● Trecho fornecido

+===+

Nas mãos de João Miguel Mosquim, um pedaço de tecido, uma fita métrica, um giz, uma tesoura e uma máquina de costura, usadas de forma articulada e sincronizada, dão vida a peças de roupas milimetricamente precisas. A alfaiataria é a responsável por moldar mais de cinco décadas de história dos 74 anos de vida de Mosquim, considerado um dos poucos profissionais do tipo em Bauru. Nesta segunda-feira (6), é comemorado o Dia do Alfaiate.
Foi na juventude, após deixar a roça em Paulistânia, em razão de um problema de saúde, que Mosquim chegou a Bauru para tentar a vida e, por aqui, aprendeu e se apaixonou pelo ofício, que nunca mais largou.
Por 35 anos, seu Mosquim manteve o próprio negócio na quadra 2 da rua Araújo Leite, ponto onde estabeleceu não só clientes, mas grandes amizades e até formou sua família.
Em 2004, ele se aposentou, mas nunca deixou de costurar, por amor e também para complementar a renda da família. Hoje, ele mantém a tradição em um quartinho do imóvel em que mora, na quadra 4 na rua Joaquim Felipe de Melo, no Jardim Godoy, onde a alfaiataria resiste e acontece.
Jornal da Cidade - Como a alfaiataria entrou para sua vida?
João Mosquim - Foi quando cheguei a Bauru para morar com meu tio, no Bela Vista. Minha família é de Paulistânia, trabalhávamos na roça, mas eu tive um problema na perna e precisei de cirurgia. Vim para Bauru por isso, e também porque não poderia trabalhar mais com esforço físico. Cheguei aqui aos 17 anos com os bolsos vazios e aprendi o ofício de alfaiate. Comecei como aprendiz do Carlos Lomba, fazendo calças sociais na quadra 3 da rua Batista de Carvalho. Depois, passei a produzir paletó. E, antes de ter meu próprio negócio, aos 23 anos, trabalhei na quadra 7 da rua Bandeirantes, que foi onde me lapidei como profissional e passei a ter salário.

+===+

Listagens de regiões anotadas:
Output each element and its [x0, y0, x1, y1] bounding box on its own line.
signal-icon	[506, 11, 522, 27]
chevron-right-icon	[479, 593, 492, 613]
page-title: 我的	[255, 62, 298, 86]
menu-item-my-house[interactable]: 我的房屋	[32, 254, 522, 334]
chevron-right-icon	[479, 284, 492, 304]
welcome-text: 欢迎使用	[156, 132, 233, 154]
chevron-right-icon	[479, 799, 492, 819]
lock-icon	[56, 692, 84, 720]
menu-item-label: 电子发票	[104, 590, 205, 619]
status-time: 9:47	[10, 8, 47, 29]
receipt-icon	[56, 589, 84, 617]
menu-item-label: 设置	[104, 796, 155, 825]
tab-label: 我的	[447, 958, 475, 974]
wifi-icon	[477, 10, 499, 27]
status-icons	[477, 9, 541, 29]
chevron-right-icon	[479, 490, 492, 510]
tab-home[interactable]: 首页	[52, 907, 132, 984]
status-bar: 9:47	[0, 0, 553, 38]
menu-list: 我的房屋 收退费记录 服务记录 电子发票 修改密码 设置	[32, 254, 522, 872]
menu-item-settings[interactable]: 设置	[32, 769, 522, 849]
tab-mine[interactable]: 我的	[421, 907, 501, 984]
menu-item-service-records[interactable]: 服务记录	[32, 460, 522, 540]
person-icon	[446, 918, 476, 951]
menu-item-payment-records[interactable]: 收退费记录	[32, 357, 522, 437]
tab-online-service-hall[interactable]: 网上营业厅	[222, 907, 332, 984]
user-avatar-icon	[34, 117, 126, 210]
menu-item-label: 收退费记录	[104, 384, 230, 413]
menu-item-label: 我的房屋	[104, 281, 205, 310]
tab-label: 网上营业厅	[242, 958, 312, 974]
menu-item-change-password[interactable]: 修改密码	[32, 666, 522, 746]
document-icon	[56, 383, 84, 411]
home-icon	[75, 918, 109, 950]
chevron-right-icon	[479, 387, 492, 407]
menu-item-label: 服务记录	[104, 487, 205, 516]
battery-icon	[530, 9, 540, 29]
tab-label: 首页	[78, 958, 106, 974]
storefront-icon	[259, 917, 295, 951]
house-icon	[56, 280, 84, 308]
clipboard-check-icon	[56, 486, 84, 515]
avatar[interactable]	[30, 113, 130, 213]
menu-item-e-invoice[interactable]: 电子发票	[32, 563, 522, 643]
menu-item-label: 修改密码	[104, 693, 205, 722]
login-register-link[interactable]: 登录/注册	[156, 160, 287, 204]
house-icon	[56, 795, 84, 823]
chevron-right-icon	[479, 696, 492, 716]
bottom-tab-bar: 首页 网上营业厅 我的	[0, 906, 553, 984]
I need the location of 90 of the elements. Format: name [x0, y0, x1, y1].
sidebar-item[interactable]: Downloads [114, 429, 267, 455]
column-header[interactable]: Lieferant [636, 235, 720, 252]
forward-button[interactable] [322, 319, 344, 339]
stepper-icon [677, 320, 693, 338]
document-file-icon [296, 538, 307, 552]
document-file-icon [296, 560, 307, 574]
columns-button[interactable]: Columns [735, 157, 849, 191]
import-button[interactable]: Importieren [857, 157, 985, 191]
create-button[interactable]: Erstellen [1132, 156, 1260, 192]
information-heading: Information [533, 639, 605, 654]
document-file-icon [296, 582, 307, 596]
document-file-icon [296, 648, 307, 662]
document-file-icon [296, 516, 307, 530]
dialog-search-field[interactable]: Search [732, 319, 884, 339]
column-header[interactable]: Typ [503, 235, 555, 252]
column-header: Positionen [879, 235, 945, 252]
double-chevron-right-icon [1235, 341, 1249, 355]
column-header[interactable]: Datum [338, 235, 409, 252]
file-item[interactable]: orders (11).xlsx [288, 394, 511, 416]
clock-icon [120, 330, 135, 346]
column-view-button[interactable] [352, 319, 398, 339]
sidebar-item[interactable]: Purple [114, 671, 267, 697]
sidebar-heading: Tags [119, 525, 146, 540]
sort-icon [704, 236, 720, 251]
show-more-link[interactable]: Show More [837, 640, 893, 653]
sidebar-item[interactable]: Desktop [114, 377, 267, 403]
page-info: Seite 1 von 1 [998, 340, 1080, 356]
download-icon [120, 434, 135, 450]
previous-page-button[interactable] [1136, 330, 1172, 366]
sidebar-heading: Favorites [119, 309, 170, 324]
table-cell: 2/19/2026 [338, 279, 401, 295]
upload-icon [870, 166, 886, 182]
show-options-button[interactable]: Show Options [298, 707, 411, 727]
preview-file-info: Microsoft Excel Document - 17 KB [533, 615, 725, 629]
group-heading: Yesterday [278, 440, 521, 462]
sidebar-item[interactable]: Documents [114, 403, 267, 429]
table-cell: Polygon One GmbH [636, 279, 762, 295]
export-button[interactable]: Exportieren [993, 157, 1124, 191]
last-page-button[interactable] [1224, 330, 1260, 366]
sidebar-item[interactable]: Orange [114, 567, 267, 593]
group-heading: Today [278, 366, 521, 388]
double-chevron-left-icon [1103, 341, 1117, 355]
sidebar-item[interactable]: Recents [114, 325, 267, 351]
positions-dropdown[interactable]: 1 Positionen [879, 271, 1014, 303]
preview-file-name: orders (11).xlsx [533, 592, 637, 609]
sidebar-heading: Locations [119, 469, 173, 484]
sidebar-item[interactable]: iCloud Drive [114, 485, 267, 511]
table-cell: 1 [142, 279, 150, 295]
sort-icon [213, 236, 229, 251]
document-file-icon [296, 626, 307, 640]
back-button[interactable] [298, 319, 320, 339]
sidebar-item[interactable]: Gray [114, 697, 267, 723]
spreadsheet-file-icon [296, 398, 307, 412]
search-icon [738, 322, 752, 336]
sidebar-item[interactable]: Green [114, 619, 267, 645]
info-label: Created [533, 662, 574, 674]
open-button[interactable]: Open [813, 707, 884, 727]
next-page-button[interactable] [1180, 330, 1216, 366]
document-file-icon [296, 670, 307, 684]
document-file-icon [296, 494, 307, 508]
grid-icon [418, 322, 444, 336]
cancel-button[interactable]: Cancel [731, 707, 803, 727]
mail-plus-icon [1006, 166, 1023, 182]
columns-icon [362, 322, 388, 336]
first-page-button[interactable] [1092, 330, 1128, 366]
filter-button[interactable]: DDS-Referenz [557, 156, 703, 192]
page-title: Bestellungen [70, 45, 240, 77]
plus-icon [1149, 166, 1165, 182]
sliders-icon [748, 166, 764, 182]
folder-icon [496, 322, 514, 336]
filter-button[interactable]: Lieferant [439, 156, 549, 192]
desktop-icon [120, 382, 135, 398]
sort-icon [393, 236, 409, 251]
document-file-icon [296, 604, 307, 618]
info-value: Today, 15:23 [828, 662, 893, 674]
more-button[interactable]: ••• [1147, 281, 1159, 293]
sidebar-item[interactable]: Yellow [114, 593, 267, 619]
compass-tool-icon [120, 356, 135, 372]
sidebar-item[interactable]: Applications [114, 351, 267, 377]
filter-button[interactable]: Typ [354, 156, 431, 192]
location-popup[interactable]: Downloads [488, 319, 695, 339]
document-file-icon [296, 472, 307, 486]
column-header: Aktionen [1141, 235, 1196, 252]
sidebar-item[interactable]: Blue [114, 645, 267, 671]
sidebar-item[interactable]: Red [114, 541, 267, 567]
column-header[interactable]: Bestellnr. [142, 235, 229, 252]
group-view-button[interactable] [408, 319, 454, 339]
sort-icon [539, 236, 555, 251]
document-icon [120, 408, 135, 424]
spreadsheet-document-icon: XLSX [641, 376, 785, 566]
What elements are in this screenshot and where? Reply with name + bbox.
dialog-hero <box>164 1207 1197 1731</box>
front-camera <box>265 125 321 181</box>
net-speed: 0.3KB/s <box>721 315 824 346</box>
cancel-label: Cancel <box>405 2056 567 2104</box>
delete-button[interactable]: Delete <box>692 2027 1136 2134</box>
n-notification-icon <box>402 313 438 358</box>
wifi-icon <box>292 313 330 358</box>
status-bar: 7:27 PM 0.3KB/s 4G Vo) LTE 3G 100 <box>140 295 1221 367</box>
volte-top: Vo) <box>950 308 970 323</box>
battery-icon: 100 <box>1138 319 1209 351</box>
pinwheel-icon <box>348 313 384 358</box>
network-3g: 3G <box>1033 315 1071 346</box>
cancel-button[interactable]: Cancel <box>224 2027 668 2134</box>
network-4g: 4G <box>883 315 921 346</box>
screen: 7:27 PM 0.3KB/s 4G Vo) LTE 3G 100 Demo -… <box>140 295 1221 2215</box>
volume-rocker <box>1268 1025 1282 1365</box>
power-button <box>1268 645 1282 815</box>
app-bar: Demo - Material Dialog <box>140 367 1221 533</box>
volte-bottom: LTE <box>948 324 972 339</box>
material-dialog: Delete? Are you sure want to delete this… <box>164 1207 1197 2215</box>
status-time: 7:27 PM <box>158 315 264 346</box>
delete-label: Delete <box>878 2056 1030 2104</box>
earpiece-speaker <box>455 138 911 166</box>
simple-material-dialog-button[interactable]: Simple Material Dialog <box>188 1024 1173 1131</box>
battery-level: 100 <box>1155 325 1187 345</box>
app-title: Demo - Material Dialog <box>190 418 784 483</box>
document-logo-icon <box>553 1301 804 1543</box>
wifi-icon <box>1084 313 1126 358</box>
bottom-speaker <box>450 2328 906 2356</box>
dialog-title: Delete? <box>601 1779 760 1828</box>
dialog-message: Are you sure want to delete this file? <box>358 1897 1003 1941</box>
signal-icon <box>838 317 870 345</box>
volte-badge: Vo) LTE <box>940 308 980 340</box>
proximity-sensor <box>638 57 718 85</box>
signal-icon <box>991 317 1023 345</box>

+===+

● Tarefa do exercício
Por favor, prossiga com o texto sobre o alfaiate João Mosquim a partir do ponto em que ele termina.

● Resposta do exercício
JC - Como surgiu sua alfaiataria, que tipos de clientes você atendia?
Mosquim - Um amigo me chamou para abrir o negócio com a cara e a coragem. Começamos com uma máquina PFAFF, na quadra 2 da rua Araújo Leite, e lá eu fiquei por 35 anos. Na década de 70, vivi o auge da alfaiataria, tive cinco funcionários e ajudava muito menor aprendiz. Um deles é o Fernando Barreto, que era engraxate e hoje é empresário do ramo de serralheria. Atendi muita gente importante e até famosa, cheguei a fazer um smoking para o José Carlos Pace, da Fórmula 1.
JC - Você viveu situações inusitadas ao longo ofício?
Mosquim - Uma vez, um rapaz levou uma calça para arrumar e o bolso estava cheio de joias, correntes, anéis e pulseiras. Logicamente que eu devolvi e ele me contou que tinha saído com uma mulher e que tirou as próprias joias para que ela não o achasse rico. Teve ainda um anel de brilhante que encontrei, certa vez, em um bolso de um terno e esse cliente me deu até um presente como agradecimento, porque ele achava que havia perdido o anel.
JC - Quando a profissão começou a ser impactada?
Mosquim - A alfaiataria começou a decair em 1985, quando as calças jeans viraram moda. Depois, chegaram as grandes redes e indústrias de roupas e, em 2000, a coisa começou a ruir de vez, não dava para competir, o preço de uma calça de alfaiate comprava duas calças nas lojas. Eu teimei e mantive o negócio aberto até ficar devendo, paguei para trabalhar por paixão à profissão. Até que decidi me aposentar, em dezembro de 2004. Na época, fizemos uma festa que fechou a quadra 2 da Araújo Leite, porque eu tinha muitos amigos que frequentavam o lugar.
JC - Você pensou em outras profissões?
Mosquim - Cursei matemática, mas parei. Em 1973, me formei em eletrotécnica no Colégio Técnico Industrial (CTI) da antiga fundação (hoje, Unesp). Mas, como a alfaiataria estava forte na época, não quis largar o certo pelo duvidoso.
JC - A história da sua família também se relaciona com a alfaiataria?
Mosquim - A minha esposa morava no imóvel aos fundos da minha loja com os dois filhos e foi assim que nos conhecemos. Ela passava sempre ali e começamos a namorar. Da união, tivemos mais dois filhos.
JC - Em sua opinião, o que mudou na alfaiataria?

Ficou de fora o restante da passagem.